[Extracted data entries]
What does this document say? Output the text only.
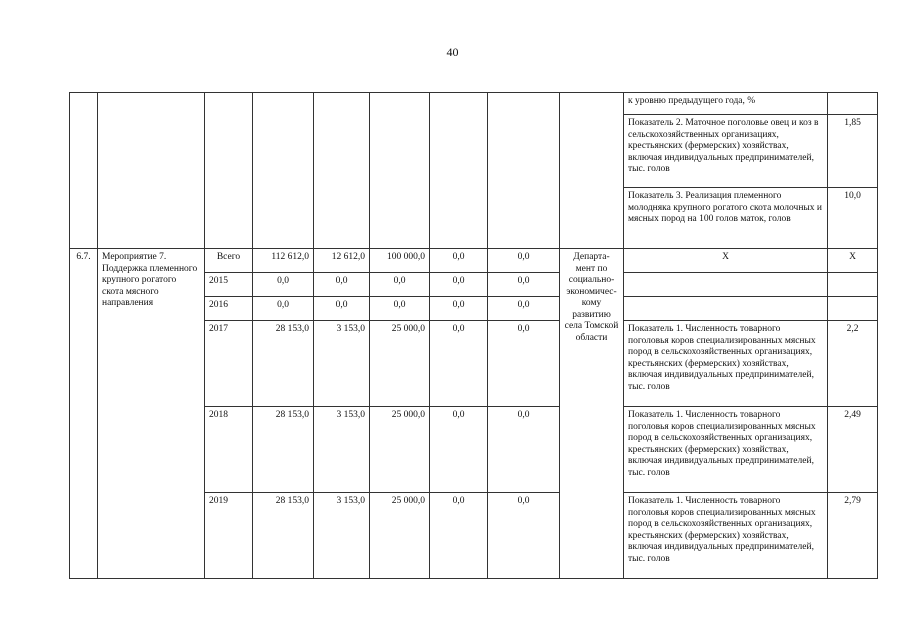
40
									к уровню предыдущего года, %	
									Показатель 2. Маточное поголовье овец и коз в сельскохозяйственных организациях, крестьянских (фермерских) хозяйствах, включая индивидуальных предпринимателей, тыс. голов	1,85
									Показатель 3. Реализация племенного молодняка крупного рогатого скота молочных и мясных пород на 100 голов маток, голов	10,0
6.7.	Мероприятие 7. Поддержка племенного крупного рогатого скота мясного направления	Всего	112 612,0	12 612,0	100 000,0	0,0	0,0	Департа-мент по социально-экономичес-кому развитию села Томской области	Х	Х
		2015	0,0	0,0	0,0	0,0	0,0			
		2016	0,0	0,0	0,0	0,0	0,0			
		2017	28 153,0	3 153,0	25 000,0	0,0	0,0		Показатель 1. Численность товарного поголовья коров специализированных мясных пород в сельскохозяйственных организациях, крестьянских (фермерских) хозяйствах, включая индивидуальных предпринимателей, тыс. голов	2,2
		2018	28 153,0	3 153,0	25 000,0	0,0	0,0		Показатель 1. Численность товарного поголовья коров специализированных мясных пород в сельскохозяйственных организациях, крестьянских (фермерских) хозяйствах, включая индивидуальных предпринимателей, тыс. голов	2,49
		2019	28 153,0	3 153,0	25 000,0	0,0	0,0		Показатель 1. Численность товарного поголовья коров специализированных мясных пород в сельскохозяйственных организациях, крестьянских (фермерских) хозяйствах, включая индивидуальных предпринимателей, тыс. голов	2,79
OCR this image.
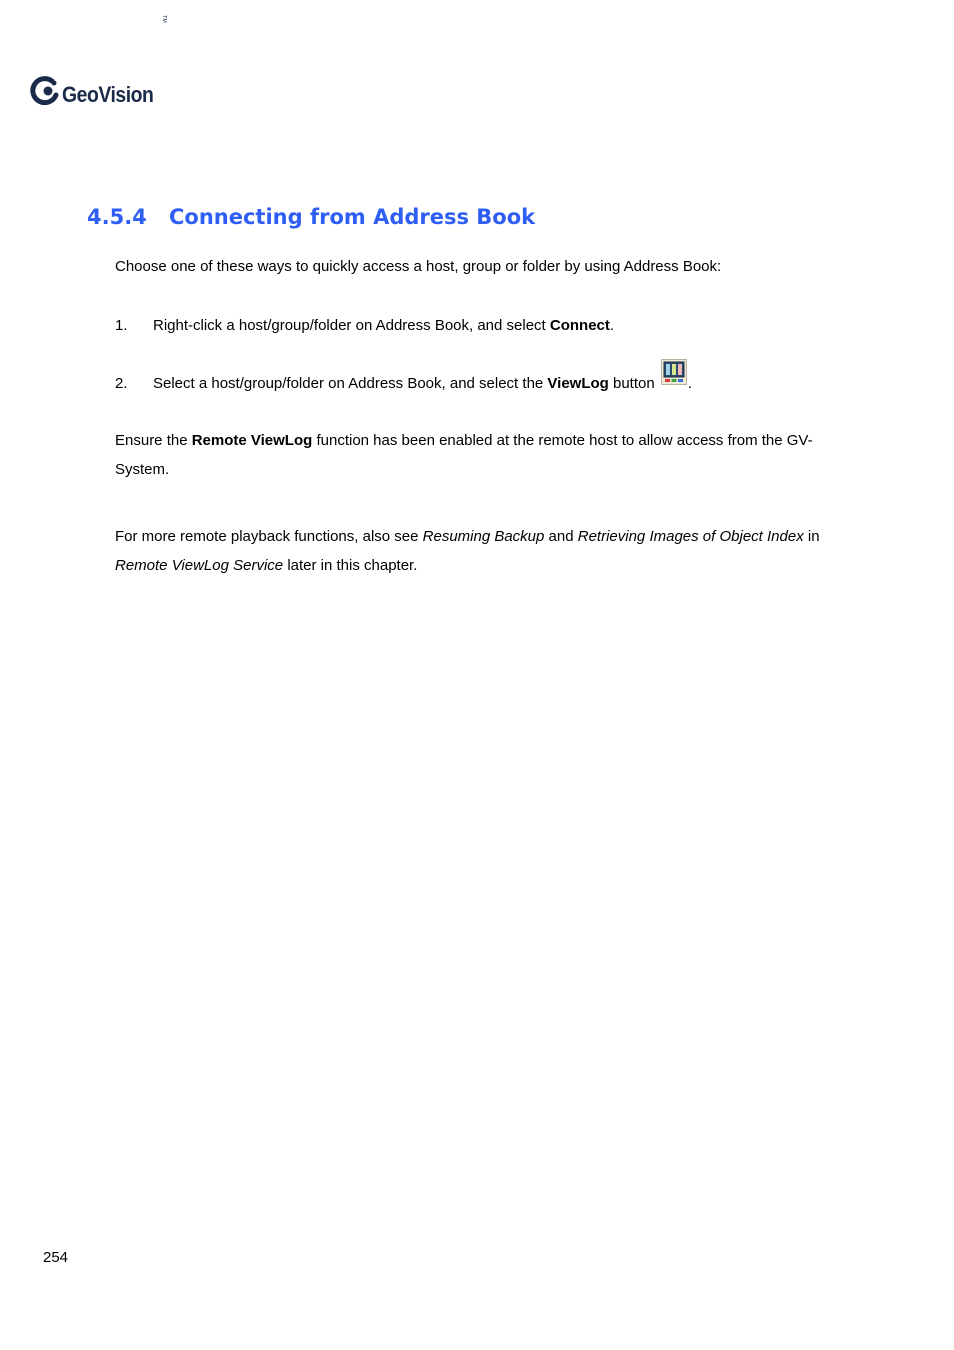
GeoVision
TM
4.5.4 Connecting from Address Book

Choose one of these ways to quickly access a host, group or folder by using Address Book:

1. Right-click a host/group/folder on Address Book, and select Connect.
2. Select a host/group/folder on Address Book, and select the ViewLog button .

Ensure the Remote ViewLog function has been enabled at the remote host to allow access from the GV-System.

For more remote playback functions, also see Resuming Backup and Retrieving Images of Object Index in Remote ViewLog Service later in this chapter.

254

---

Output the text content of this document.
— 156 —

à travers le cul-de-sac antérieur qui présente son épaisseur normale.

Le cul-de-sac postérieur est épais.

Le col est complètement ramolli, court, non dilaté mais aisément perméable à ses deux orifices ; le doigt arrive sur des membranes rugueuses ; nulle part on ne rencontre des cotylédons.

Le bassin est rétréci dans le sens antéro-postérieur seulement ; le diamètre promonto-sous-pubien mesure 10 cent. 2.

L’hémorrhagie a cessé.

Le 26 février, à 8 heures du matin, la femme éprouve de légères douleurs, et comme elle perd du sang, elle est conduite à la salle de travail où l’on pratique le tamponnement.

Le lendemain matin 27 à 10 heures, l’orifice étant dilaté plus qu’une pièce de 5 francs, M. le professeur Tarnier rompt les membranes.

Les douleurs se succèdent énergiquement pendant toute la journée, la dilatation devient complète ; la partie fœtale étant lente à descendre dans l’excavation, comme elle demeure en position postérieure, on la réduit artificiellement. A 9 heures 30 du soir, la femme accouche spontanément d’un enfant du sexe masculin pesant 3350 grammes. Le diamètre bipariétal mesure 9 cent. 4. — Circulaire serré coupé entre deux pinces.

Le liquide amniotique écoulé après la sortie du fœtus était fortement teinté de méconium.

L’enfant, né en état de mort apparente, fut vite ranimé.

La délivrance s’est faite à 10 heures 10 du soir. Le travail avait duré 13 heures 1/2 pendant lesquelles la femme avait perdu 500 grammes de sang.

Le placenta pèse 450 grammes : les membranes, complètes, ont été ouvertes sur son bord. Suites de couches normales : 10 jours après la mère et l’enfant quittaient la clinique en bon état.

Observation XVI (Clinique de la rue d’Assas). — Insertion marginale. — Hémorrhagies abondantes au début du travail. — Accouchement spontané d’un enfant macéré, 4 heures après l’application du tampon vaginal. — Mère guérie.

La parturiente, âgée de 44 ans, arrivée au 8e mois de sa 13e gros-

INSTRUCTION:
Identify and copy the lines holding the word "pendant".

RESPONSE FOR THIS EXERCISE:
Les douleurs se succèdent énergiquement pendant toute la journée, la dilatation devient complète ; la partie fœtale étant lente à descendre dans l’excavation, comme elle demeure en position postérieure, on la réduit artificiellement. A 9 heures 30 du soir, la femme accouche spontanément d’un enfant du sexe masculin pesant 3350 grammes. Le diamètre bipariétal mesure 9 cent. 4. — Circulaire serré coupé entre deux pinces.
La délivrance s’est faite à 10 heures 10 du soir. Le travail avait duré 13 heures 1/2 pendant lesquelles la femme avait perdu 500 grammes de sang.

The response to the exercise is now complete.